- GIVEN DATA -
################

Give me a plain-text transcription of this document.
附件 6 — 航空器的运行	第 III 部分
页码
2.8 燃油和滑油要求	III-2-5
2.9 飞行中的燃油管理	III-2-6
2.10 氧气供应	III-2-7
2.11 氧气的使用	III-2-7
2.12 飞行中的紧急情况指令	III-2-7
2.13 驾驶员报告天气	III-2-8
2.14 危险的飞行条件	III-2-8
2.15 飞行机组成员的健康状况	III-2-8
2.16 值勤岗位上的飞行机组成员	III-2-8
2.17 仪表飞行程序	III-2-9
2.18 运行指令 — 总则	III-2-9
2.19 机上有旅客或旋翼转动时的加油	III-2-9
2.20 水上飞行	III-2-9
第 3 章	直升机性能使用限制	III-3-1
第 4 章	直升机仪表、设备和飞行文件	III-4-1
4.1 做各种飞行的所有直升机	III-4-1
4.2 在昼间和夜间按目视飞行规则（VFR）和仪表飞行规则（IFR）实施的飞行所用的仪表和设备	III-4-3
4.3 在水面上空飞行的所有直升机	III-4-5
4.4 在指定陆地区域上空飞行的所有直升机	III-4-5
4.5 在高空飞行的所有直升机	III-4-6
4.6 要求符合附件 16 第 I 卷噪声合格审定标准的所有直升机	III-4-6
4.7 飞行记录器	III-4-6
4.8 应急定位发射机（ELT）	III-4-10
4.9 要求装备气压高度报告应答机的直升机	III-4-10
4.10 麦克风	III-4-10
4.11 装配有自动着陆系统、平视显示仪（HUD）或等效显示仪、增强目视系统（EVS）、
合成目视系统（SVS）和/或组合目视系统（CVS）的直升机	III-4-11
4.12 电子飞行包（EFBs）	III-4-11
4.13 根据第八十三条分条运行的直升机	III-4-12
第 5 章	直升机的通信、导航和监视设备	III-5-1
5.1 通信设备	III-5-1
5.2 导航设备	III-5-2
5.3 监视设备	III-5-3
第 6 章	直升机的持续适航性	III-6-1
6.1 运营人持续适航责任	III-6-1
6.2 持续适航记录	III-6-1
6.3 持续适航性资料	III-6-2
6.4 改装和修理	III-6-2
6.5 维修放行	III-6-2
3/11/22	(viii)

################

- WHAT IS BEING ASKED -
Write every line of the material above again, exactly.

- THE SOLUTION -
Give me a plain-text transcription of this document.
附件 6 — 航空器的运行	第 III 部分
页码
2.8 燃油和滑油要求	III-2-5
2.9 飞行中的燃油管理	III-2-6
2.10 氧气供应	III-2-7
2.11 氧气的使用	III-2-7
2.12 飞行中的紧急情况指令	III-2-7
2.13 驾驶员报告天气	III-2-8
2.14 危险的飞行条件	III-2-8
2.15 飞行机组成员的健康状况	III-2-8
2.16 值勤岗位上的飞行机组成员	III-2-8
2.17 仪表飞行程序	III-2-9
2.18 运行指令 — 总则	III-2-9
2.19 机上有旅客或旋翼转动时的加油	III-2-9
2.20 水上飞行	III-2-9
第 3 章	直升机性能使用限制	III-3-1
第 4 章	直升机仪表、设备和飞行文件	III-4-1
4.1 做各种飞行的所有直升机	III-4-1
4.2 在昼间和夜间按目视飞行规则（VFR）和仪表飞行规则（IFR）实施的飞行所用的仪表和设备	III-4-3
4.3 在水面上空飞行的所有直升机	III-4-5
4.4 在指定陆地区域上空飞行的所有直升机	III-4-5
4.5 在高空飞行的所有直升机	III-4-6
4.6 要求符合附件 16 第 I 卷噪声合格审定标准的所有直升机	III-4-6
4.7 飞行记录器	III-4-6
4.8 应急定位发射机（ELT）	III-4-10
4.9 要求装备气压高度报告应答机的直升机	III-4-10
4.10 麦克风	III-4-10
4.11 装配有自动着陆系统、平视显示仪（HUD）或等效显示仪、增强目视系统（EVS）、
合成目视系统（SVS）和/或组合目视系统（CVS）的直升机	III-4-11
4.12 电子飞行包（EFBs）	III-4-11
4.13 根据第八十三条分条运行的直升机	III-4-12
第 5 章	直升机的通信、导航和监视设备	III-5-1
5.1 通信设备	III-5-1
5.2 导航设备	III-5-2
5.3 监视设备	III-5-3
第 6 章	直升机的持续适航性	III-6-1
6.1 运营人持续适航责任	III-6-1
6.2 持续适航记录	III-6-1
6.3 持续适航性资料	III-6-2
6.4 改装和修理	III-6-2
6.5 维修放行	III-6-2
3/11/22	(viii)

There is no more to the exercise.